Records from a data source
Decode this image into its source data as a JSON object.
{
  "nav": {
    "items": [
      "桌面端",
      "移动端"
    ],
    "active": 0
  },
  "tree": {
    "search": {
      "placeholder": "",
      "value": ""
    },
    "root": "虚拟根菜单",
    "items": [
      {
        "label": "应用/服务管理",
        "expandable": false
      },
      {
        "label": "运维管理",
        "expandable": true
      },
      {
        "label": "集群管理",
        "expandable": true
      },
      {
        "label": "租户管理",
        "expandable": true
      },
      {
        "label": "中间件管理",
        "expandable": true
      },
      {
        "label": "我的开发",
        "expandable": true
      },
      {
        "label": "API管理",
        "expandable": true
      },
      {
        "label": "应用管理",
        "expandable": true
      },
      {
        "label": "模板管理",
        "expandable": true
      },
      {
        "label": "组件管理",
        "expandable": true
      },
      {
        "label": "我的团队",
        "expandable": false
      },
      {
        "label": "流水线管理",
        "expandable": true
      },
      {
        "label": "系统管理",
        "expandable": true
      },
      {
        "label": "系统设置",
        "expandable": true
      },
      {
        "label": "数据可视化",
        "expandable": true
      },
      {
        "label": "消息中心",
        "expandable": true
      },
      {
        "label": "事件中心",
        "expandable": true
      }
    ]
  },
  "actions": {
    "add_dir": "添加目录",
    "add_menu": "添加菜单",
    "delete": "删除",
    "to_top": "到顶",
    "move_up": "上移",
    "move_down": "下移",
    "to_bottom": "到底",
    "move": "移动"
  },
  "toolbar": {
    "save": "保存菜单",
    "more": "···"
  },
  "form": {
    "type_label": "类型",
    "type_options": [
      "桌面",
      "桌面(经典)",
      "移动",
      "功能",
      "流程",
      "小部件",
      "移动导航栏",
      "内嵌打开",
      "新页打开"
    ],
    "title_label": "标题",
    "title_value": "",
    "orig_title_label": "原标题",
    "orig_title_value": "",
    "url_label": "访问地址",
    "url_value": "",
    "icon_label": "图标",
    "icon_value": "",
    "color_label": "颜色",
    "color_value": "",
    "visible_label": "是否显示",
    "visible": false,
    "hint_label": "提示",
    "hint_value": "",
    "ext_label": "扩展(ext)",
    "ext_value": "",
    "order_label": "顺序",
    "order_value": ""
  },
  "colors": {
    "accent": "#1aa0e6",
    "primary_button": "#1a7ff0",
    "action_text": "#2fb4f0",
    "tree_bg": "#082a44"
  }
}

▶ EXERCISE PROMPT: Please repeat the listing above in full and exactly.

▶ EXPECTED OUTPUT:
Decode this image into its source data as a JSON object.
{
  "nav": {
    "items": [
      "桌面端",
      "移动端"
    ],
    "active": 0
  },
  "tree": {
    "search": {
      "placeholder": "",
      "value": ""
    },
    "root": "虚拟根菜单",
    "items": [
      {
        "label": "应用/服务管理",
        "expandable": false
      },
      {
        "label": "运维管理",
        "expandable": true
      },
      {
        "label": "集群管理",
        "expandable": true
      },
      {
        "label": "租户管理",
        "expandable": true
      },
      {
        "label": "中间件管理",
        "expandable": true
      },
      {
        "label": "我的开发",
        "expandable": true
      },
      {
        "label": "API管理",
        "expandable": true
      },
      {
        "label": "应用管理",
        "expandable": true
      },
      {
        "label": "模板管理",
        "expandable": true
      },
      {
        "label": "组件管理",
        "expandable": true
      },
      {
        "label": "我的团队",
        "expandable": false
      },
      {
        "label": "流水线管理",
        "expandable": true
      },
      {
        "label": "系统管理",
        "expandable": true
      },
      {
        "label": "系统设置",
        "expandable": true
      },
      {
        "label": "数据可视化",
        "expandable": true
      },
      {
        "label": "消息中心",
        "expandable": true
      },
      {
        "label": "事件中心",
        "expandable": true
      }
    ]
  },
  "actions": {
    "add_dir": "添加目录",
    "add_menu": "添加菜单",
    "delete": "删除",
    "to_top": "到顶",
    "move_up": "上移",
    "move_down": "下移",
    "to_bottom": "到底",
    "move": "移动"
  },
  "toolbar": {
    "save": "保存菜单",
    "more": "···"
  },
  "form": {
    "type_label": "类型",
    "type_options": [
      "桌面",
      "桌面(经典)",
      "移动",
      "功能",
      "流程",
      "小部件",
      "移动导航栏",
      "内嵌打开",
      "新页打开"
    ],
    "title_label": "标题",
    "title_value": "",
    "orig_title_label": "原标题",
    "orig_title_value": "",
    "url_label": "访问地址",
    "url_value": "",
    "icon_label": "图标",
    "icon_value": "",
    "color_label": "颜色",
    "color_value": "",
    "visible_label": "是否显示",
    "visible": false,
    "hint_label": "提示",
    "hint_value": "",
    "ext_label": "扩展(ext)",
    "ext_value": "",
    "order_label": "顺序",
    "order_value": ""
  },
  "colors": {
    "accent": "#1aa0e6",
    "primary_button": "#1a7ff0",
    "action_text": "#2fb4f0",
    "tree_bg": "#082a44"
  }
}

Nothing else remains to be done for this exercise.